= Exercise goal =
Reproduce the records below exactly as they appear.

-- START Data in this exercise --

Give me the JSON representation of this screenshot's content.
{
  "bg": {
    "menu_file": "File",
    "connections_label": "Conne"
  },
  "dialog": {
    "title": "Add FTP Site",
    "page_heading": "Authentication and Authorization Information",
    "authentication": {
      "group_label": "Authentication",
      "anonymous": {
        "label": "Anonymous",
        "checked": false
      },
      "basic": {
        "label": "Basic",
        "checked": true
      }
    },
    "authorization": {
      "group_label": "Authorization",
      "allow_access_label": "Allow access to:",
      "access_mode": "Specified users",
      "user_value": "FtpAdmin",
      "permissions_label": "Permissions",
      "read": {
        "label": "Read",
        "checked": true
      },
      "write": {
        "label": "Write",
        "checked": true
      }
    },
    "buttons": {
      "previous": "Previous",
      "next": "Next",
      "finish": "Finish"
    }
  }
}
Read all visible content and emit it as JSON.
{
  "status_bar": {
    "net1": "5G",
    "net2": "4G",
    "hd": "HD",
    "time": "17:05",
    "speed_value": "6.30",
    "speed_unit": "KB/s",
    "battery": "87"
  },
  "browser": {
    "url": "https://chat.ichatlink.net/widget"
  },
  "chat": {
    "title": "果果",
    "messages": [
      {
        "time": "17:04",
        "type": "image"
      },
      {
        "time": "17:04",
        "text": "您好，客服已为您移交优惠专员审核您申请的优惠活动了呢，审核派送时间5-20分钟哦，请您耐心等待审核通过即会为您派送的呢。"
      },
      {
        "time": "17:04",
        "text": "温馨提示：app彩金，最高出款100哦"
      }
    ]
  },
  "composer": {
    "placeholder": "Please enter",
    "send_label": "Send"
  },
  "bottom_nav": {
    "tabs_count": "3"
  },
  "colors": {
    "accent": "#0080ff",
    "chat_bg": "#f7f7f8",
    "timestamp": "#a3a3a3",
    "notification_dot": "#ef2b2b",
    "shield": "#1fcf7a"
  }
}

-- END Data in this exercise --

= Written reply =
Give me the JSON representation of this screenshot's content.
{
  "bg": {
    "menu_file": "File",
    "connections_label": "Conne"
  },
  "dialog": {
    "title": "Add FTP Site",
    "page_heading": "Authentication and Authorization Information",
    "authentication": {
      "group_label": "Authentication",
      "anonymous": {
        "label": "Anonymous",
        "checked": false
      },
      "basic": {
        "label": "Basic",
        "checked": true
      }
    },
    "authorization": {
      "group_label": "Authorization",
      "allow_access_label": "Allow access to:",
      "access_mode": "Specified users",
      "user_value": "FtpAdmin",
      "permissions_label": "Permissions",
      "read": {
        "label": "Read",
        "checked": true
      },
      "write": {
        "label": "Write",
        "checked": true
      }
    },
    "buttons": {
      "previous": "Previous",
      "next": "Next",
      "finish": "Finish"
    }
  }
}
Read all visible content and emit it as JSON.
{
  "status_bar": {
    "net1": "5G",
    "net2": "4G",
    "hd": "HD",
    "time": "17:05",
    "speed_value": "6.30",
    "speed_unit": "KB/s",
    "battery": "87"
  },
  "browser": {
    "url": "https://chat.ichatlink.net/widget"
  },
  "chat": {
    "title": "果果",
    "messages": [
      {
        "time": "17:04",
        "type": "image"
      },
      {
        "time": "17:04",
        "text": "您好，客服已为您移交优惠专员审核您申请的优惠活动了呢，审核派送时间5-20分钟哦，请您耐心等待审核通过即会为您派送的呢。"
      },
      {
        "time": "17:04",
        "text": "温馨提示：app彩金，最高出款100哦"
      }
    ]
  },
  "composer": {
    "placeholder": "Please enter",
    "send_label": "Send"
  },
  "bottom_nav": {
    "tabs_count": "3"
  },
  "colors": {
    "accent": "#0080ff",
    "chat_bg": "#f7f7f8",
    "timestamp": "#a3a3a3",
    "notification_dot": "#ef2b2b",
    "shield": "#1fcf7a"
  }
}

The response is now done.